* Begin RECORDS FOR THE EXERCISE *
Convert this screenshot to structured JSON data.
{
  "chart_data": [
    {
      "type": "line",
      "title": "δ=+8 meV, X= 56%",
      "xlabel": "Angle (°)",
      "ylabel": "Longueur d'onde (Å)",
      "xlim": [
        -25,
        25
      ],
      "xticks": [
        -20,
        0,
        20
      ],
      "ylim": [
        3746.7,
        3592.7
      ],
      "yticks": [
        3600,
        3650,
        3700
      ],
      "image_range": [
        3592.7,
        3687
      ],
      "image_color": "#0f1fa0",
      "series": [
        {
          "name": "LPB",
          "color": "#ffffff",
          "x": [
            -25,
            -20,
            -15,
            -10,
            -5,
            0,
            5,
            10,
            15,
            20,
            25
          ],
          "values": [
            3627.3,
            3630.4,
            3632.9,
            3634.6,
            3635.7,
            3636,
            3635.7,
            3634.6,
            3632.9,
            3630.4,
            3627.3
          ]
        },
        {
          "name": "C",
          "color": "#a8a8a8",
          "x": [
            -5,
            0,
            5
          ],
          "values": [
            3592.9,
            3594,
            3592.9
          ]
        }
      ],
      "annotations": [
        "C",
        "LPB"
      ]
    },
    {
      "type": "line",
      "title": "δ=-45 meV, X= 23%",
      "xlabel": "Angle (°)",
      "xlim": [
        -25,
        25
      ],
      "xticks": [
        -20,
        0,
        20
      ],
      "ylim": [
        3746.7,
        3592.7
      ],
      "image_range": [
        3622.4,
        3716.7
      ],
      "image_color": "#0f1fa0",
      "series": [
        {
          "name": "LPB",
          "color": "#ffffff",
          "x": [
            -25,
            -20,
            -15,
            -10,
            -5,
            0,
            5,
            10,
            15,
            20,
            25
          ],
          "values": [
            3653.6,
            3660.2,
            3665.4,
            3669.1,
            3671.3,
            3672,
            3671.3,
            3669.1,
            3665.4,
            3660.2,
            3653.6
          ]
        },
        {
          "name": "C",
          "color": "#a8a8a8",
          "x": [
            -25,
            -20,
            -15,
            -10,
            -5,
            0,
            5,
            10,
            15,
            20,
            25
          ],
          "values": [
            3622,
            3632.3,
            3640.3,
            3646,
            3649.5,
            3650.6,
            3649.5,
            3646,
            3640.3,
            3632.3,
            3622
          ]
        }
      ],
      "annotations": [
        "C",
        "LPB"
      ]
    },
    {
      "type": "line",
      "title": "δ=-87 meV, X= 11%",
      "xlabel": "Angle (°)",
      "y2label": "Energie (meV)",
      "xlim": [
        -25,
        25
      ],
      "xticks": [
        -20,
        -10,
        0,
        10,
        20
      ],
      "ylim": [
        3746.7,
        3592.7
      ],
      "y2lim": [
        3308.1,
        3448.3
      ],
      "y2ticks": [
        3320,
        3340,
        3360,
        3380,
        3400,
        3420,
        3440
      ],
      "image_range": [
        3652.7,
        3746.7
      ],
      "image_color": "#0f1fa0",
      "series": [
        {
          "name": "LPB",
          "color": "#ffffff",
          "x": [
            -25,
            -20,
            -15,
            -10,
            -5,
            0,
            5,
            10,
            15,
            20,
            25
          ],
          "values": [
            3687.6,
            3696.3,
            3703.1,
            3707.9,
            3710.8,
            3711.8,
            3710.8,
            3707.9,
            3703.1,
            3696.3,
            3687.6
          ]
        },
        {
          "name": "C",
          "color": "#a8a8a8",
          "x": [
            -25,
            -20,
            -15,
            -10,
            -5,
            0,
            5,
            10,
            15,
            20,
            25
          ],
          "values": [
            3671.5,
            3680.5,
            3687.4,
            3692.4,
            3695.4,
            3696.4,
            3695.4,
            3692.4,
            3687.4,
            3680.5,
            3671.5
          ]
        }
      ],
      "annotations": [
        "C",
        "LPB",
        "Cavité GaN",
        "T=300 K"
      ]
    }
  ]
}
* End RECORDS FOR THE EXERCISE *
◆ GIVEN PROBLEM ◆
Of the lines in the data, how many hold the string "title"? State the number, nothing else.

◆ EXPECTED ANSWER ◆
3